WHAT TO WORK ON: In the entries below, find every line holding the string "Observatory" and collect it.

=== RECORDS SHOWN ===

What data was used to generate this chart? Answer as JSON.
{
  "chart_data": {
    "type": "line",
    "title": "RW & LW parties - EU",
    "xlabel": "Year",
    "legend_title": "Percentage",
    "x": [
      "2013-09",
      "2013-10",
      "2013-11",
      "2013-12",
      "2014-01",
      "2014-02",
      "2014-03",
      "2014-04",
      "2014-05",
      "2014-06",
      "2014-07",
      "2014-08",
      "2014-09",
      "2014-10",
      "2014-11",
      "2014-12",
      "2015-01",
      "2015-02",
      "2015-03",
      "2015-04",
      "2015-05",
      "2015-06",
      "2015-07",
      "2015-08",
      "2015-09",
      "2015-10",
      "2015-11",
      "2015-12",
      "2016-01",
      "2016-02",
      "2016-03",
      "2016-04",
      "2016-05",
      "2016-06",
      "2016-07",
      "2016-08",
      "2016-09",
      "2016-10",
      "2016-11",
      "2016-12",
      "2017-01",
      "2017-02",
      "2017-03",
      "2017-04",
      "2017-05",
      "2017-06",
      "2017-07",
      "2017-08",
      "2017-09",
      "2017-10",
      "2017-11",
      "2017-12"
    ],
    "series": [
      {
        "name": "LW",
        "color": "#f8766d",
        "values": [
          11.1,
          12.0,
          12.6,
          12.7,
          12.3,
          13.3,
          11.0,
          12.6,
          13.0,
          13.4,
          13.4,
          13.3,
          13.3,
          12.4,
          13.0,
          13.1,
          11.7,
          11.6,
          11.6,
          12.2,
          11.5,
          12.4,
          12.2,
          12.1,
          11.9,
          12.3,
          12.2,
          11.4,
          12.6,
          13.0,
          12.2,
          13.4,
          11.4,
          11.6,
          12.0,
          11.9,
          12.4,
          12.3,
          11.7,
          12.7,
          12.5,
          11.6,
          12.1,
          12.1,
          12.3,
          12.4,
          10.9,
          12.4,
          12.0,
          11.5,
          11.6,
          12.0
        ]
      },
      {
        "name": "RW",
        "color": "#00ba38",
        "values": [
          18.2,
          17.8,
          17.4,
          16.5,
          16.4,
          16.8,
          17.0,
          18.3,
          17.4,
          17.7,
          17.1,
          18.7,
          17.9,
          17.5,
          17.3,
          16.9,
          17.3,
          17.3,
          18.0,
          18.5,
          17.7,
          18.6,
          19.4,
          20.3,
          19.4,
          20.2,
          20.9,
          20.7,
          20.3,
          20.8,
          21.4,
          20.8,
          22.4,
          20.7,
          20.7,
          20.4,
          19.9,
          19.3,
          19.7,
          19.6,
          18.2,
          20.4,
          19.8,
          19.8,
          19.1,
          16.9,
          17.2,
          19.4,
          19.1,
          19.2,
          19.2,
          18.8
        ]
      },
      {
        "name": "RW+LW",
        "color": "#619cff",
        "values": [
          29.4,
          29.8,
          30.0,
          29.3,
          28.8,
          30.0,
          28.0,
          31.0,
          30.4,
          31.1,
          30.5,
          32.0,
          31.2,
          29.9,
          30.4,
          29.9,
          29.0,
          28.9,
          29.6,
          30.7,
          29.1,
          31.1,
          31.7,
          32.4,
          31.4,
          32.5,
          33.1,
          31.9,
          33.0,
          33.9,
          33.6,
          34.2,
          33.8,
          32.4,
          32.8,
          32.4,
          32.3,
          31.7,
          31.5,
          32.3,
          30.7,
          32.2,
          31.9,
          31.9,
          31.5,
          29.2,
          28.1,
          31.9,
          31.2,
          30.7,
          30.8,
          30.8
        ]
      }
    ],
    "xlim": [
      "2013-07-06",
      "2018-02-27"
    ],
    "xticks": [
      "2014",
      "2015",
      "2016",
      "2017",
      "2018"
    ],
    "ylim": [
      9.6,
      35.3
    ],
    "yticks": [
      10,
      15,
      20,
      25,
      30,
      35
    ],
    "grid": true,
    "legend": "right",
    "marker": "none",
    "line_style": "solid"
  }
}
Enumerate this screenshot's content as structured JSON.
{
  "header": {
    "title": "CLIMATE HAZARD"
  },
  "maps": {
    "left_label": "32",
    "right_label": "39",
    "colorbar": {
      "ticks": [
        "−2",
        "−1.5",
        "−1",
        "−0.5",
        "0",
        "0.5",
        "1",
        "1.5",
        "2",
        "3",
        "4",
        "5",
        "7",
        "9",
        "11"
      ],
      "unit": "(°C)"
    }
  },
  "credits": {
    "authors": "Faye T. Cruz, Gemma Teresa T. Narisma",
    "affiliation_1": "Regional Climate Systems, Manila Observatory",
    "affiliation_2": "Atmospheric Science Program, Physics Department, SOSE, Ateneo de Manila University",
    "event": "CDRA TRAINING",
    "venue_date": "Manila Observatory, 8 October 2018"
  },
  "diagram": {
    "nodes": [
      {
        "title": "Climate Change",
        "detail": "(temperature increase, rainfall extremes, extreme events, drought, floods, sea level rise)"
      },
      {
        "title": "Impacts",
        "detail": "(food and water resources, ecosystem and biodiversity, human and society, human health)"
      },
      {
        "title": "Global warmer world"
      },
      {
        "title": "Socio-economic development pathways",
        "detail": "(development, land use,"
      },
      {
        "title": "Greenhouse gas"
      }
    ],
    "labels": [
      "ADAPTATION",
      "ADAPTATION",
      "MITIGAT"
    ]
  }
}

===

RESULT OF THIS EXERCISE:
    "affiliation_1": "Regional Climate Systems, Manila Observatory",
    "venue_date": "Manila Observatory, 8 October 2018"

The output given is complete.